◆ **ASSIGNMENT A**: Translate this sentence from the review platform article into Spanish: "It handles billions of requests per day, making it a high‑concurrency, high‑availability service."
◆ **ASSIGNMENT B**: In the review platform article, what does the read side of online storage use to serve high‑QPS traffic?
◆ **ASSIGNMENT C**: Rewrite the paragraph of the review platform article that begins "Offline storage" as a short bulleted list, keeping its main facts.

◆ **DOCUMENT EXCERPT**:

★ ★ ★ ★ ★

How We Rebuilt a 15‑Year‑Old Review Platform: From Monolithic Code to a Scalable DDD‑Driven Architecture

Background

The review subsystem of a large e‑commerce platform collects text, images and videos after a transaction and serves them on product detail pages. It handles billions of requests per day, making it a high‑concurrency, high‑availability service.

Legacy Pain Points

Codebase >1 M LOC, tangled procedural logic, no clear layering; single classes contain tens of thousands of lines.

Low delivery efficiency – each change required weeks of impact analysis and QA effort.

Stability issues – >100 JSF interfaces, missing idempotency, circular service dependencies caused frequent outages and high on‑call load.

Re‑architecture Objectives

Support new business lines (stores, couriers, cars, pharmacists) with a generic domain model.

Reduce coupling and improve code maintainability.

Eliminate single points of failure, add idempotent APIs, and lower operational cost.

Strategic Design

We adopted Domain‑Driven Design (DDD) and performed event‑storming workshops to identify business scenarios and bounded contexts. The review domain was split into seven sub‑domains (creator, production, disposal, recommendation, consumption, conversion, revenue); the five core sub‑domains (creator, production, disposal, consumption, revenue) became the focus of reconstruction.

Micro‑service Layering

BFF layer : HTTP façade for PC, App and Mini‑Program front‑ends.

Application layer : Input validation, context assembly and orchestration.

Domain layer : Core business logic encapsulated in domain services and entities.

Infrastructure layer : Persistence, external gateways and anti‑corruption wrappers.

Package & Domain Separation

Within each layer we introduced fine‑grained packages that follow domain boundaries, achieving high cohesion and low coupling.

Tactical Design

Application Architecture – Cloud Ladder (LPD) Framework

The Cloud Ladder framework enforces the LPD principle (Layer, Package, Domain). It draws inspiration from the open‑source COLA framework but removes unnecessary abstractions. POJOs are simplified, and strict layer dependencies are enforced through compile‑time checks.

Data Storage Architecture

Online storage (CQRS) : Write path stores primary data in JED (a MySQL‑compatible store). Read side uses JIMDB for high‑QPS traffic and Elasticsearch for lower‑QPS scenarios. Data is projected into view models by Flink/MQ pipelines.

Offline storage : Dozens of legacy FDM tables were consolidated into a unified GDM model. The GDM schema contains a primary review table with JSON‑encoded extension fields, a voucher table for qualification, and auxiliary tables for audit and tagging. This reduces table count from >100 to <10 and eliminates redundant columns.

★ ★ ★ ★ ★

◆ **DATA RECORDS**:
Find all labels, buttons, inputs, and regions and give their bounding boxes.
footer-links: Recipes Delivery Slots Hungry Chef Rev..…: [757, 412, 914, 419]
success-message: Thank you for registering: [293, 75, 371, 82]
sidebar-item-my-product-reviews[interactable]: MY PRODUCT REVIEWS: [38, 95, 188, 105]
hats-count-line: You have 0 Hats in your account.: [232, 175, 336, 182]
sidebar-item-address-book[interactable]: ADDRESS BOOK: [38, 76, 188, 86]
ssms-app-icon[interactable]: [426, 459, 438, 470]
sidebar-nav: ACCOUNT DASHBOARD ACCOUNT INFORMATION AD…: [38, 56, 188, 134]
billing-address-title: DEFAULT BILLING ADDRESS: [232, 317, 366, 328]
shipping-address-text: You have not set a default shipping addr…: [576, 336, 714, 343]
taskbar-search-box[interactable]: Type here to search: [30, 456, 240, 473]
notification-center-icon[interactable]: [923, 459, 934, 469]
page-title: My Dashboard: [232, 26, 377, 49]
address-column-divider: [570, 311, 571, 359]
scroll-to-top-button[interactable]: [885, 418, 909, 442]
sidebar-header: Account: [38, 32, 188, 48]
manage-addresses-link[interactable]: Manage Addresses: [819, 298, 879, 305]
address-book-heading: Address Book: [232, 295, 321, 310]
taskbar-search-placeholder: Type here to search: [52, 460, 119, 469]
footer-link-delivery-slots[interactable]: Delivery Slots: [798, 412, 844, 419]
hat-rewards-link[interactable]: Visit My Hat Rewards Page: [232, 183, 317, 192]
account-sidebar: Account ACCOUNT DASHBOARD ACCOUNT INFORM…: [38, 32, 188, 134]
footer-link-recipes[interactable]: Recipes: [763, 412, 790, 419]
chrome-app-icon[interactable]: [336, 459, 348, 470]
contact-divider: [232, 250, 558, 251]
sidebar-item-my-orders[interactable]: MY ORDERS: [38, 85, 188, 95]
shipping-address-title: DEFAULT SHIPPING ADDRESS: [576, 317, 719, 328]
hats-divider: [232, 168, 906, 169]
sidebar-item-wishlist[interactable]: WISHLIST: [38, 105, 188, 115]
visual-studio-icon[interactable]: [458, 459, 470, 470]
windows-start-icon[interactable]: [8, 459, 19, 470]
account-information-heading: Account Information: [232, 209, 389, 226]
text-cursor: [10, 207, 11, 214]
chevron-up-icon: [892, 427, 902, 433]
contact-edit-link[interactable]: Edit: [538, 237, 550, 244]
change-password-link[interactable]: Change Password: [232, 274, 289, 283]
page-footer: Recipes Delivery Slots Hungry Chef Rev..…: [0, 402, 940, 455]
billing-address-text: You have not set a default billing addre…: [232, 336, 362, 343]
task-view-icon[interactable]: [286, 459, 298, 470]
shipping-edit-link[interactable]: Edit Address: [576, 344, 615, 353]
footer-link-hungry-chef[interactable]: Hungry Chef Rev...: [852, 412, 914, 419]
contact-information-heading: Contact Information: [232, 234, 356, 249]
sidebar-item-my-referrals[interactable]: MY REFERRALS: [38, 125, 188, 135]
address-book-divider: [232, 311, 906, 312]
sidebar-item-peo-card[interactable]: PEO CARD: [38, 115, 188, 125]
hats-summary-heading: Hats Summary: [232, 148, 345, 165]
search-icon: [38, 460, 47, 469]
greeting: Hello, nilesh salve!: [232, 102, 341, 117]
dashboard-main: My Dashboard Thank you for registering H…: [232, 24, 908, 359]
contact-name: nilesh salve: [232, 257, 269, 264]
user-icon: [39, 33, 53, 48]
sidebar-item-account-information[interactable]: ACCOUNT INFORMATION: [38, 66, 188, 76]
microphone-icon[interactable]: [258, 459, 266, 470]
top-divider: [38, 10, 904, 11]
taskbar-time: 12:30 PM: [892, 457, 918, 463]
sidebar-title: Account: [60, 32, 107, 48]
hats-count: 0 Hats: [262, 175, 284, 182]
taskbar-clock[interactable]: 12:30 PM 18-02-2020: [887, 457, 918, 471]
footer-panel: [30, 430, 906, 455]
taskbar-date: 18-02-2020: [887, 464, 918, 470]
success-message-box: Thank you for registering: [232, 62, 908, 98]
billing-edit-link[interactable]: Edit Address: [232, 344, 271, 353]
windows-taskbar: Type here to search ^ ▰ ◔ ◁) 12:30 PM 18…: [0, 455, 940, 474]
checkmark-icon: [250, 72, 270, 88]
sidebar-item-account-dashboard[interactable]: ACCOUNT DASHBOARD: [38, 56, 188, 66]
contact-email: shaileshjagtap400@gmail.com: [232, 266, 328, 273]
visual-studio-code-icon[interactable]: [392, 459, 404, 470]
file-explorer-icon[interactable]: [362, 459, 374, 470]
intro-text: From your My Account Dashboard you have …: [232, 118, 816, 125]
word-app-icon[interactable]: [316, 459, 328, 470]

★ ★ ★ ★ ★

◆ **WRITTEN RESPONSE A**: Gestiona miles de millones de solicitudes al día, lo que lo convierte en un servicio de alta concurrencia y alta disponibilidad.

◆ **WRITTEN RESPONSE B**: JIMDB.

◆ **WRITTEN RESPONSE C**:
- Dozens of legacy FDM tables were merged into one unified GDM model.
- The GDM schema has a primary review table with JSON‑encoded extension fields.
- It also has a voucher table for qualification.
- Auxiliary tables handle audit and tagging.
- The table count fell from more than 100 to fewer than 10, and redundant columns were removed.